__課題 A__.
書評の中で、本作のスカダーが飲む酒として挙げられている種類をすべて書き出しなさい。
__課題 B__.
書評の「シリーズ最高傑作と言われる次作「八百万の死にざま」への橋渡しとなる作品。」から「る彼が愛おしく感じてしまう。」までを、一字一句変えずに書き写しなさい。
__課題 C__.
書評によると、本作は何年に発表されたか。

__抜粋__.
++++++++++
シリーズ最高傑作と言われる次作「八百万の死にざま」への橋渡しとなる作品。
原題“A Stab in the Dark”。1981年の発表。

~若い女性ばかりを狙った九年前の連続刺殺事件はNYを震撼させた。犠牲者はみな、アイスピックで両眼をひと突きされたいたのだ。ブルックリンで殺されたバーバラも、当時その犠牲者のひとりと考えられていた。が、数週間前に偶然逮捕された犯人は、バーバラ殺しだけを頑強に否定し、アリバイも立証されたという。父親から真犯人探しを依頼されたアル中の探偵スカダーが、困難な調査の結果に暴き出した驚くべき真相とは?~

普段、“シリーズ作品は順番に読む方がベター”と信じている私なのだが、なぜかバラバラに読んでしまっている本シリーズ。
最近は「お酒をやめたスカダー」の方に接する機会が多かっただけに、本作は逆に違和感を覚えた。
とにかく“呑む”のだ。
ビールは食前酒感覚、バーボン、スコッチ、果てはブランデーまで・・・(しかも基本ストレート)
本作ではシリーズ初期でのスカダーの相手役となるジャニスも登場。アル中に苦しむ彼女を前にして、自分自身の酒、そしてアル中に強い不安感を抱く彼の姿が印象的。
(しかし、ラストではまたしても酒に溺れることになる・・・)
『八百万・・・』以降、ストイックなほど禁酒生活を送る彼の姿を見ているだけに、何となく酒に溺れている彼が愛おしく感じてしまう。

さて、本筋はというと・・・
猟奇的な連続殺人という派手な設定の割に特段強調することはない。
いつものように、事件関係者たちに地道に聞き込みを続けるが、なかなか光明が見えてこない展開。
しかし、終盤、突然説明のつかない「齟齬」を発見してからは一直線。意外な真犯人が浮かび上がってくる。
今回はNYの地理が事件解決のヒントになるので、土地勘のない一般の日本人にはちょっと分かりにくいかも。
(動機は結構分かる気もするけど、う~ん、やっぱり分からん!)

シリーズ未読作はあと数作品を残すのみとなった。
できる限り、大切に、芳醇なワインを味わうように読んでいきたい。

No.2 7点 Tetchy
(2014/04/19 20:57登録)
シリーズ4作目の本書ではスカダーは彼が警官時代に担当した連続殺人事件の被害者の真犯人を捜そうとする。それは彼の過去との対峙でもあった。
++++++++++
データのまとまり
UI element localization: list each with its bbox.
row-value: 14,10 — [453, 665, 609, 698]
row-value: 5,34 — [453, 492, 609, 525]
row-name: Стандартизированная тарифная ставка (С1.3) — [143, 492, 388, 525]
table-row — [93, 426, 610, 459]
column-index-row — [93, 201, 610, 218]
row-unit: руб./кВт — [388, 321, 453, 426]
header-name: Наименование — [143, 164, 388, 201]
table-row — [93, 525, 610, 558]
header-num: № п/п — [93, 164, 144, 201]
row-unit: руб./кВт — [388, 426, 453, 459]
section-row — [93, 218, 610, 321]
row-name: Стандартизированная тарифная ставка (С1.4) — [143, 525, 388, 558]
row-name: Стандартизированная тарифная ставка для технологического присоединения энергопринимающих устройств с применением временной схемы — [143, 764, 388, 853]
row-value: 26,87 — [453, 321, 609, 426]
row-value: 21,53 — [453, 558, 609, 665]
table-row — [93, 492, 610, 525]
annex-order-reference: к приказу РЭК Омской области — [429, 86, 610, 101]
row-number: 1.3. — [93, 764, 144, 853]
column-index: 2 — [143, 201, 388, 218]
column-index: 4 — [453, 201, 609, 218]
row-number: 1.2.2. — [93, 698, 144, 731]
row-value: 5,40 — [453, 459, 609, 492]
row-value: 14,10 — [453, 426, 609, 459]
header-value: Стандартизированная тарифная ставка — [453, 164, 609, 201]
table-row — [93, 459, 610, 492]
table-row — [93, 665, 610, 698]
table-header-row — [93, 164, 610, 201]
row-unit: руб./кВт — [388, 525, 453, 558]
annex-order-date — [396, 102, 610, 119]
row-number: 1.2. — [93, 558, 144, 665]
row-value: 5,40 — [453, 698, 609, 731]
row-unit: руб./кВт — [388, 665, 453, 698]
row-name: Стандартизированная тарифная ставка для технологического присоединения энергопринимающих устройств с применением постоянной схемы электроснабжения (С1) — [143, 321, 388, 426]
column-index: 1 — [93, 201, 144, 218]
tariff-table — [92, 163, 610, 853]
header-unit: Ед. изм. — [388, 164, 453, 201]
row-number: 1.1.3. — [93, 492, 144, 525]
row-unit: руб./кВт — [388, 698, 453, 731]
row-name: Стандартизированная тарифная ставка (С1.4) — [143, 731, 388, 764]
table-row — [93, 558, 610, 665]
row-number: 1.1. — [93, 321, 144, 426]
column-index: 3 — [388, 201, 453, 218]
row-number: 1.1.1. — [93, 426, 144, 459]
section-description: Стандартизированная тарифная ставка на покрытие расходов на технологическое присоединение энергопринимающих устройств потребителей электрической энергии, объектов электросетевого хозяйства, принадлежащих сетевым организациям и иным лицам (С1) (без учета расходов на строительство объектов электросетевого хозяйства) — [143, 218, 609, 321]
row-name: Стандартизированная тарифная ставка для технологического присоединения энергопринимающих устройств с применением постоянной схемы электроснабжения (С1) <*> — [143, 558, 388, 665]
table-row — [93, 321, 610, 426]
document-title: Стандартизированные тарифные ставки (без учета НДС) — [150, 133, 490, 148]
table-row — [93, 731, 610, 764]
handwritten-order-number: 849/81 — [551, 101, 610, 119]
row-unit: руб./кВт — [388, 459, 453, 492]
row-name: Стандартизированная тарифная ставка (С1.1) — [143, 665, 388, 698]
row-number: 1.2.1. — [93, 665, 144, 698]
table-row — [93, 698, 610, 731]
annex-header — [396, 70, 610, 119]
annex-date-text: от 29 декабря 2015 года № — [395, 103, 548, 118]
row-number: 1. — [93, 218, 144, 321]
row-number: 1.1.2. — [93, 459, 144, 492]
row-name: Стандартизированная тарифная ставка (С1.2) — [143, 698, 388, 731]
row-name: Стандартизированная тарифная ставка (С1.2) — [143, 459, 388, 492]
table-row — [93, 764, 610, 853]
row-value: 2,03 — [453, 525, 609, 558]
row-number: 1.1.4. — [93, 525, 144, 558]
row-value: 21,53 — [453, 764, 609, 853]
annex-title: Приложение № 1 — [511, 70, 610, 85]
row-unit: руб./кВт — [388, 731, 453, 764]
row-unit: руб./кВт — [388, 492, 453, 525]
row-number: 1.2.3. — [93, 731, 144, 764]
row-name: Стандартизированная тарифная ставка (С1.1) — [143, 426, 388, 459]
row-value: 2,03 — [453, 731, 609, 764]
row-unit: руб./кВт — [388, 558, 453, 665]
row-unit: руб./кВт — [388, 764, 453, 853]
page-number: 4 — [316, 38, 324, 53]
++++++++++
__解答 A__.
ビール、バーボン、スコッチ、ブランデー

__解答 B__.
シリーズ最高傑作と言われる次作「八百万の死にざま」への橋渡しとなる作品。
原題“A Stab in the Dark”。1981年の発表。

~若い女性ばかりを狙った九年前の連続刺殺事件はNYを震撼させた。犠牲者はみな、アイスピックで両眼をひと突きされたいたのだ。ブルックリンで殺されたバーバラも、当時その犠牲者のひとりと考えられていた。が、数週間前に偶然逮捕された犯人は、バーバラ殺しだけを頑強に否定し、アリバイも立証されたという。父親から真犯人探しを依頼されたアル中の探偵スカダーが、困難な調査の結果に暴き出した驚くべき真相とは?~

普段、“シリーズ作品は順番に読む方がベター”と信じている私なのだが、なぜかバラバラに読んでしまっている本シリーズ。
最近は「お酒をやめたスカダー」の方に接する機会が多かっただけに、本作は逆に違和感を覚えた。
とにかく“呑む”のだ。
ビールは食前酒感覚、バーボン、スコッチ、果てはブランデーまで・・・(しかも基本ストレート)
本作ではシリーズ初期でのスカダーの相手役となるジャニスも登場。アル中に苦しむ彼女を前にして、自分自身の酒、そしてアル中に強い不安感を抱く彼の姿が印象的。
(しかし、ラストではまたしても酒に溺れることになる・・・)
『八百万・・・』以降、ストイックなほど禁酒生活を送る彼の姿を見ているだけに、何となく酒に溺れている彼が愛おしく感じてしまう。

__解答 C__.
1981年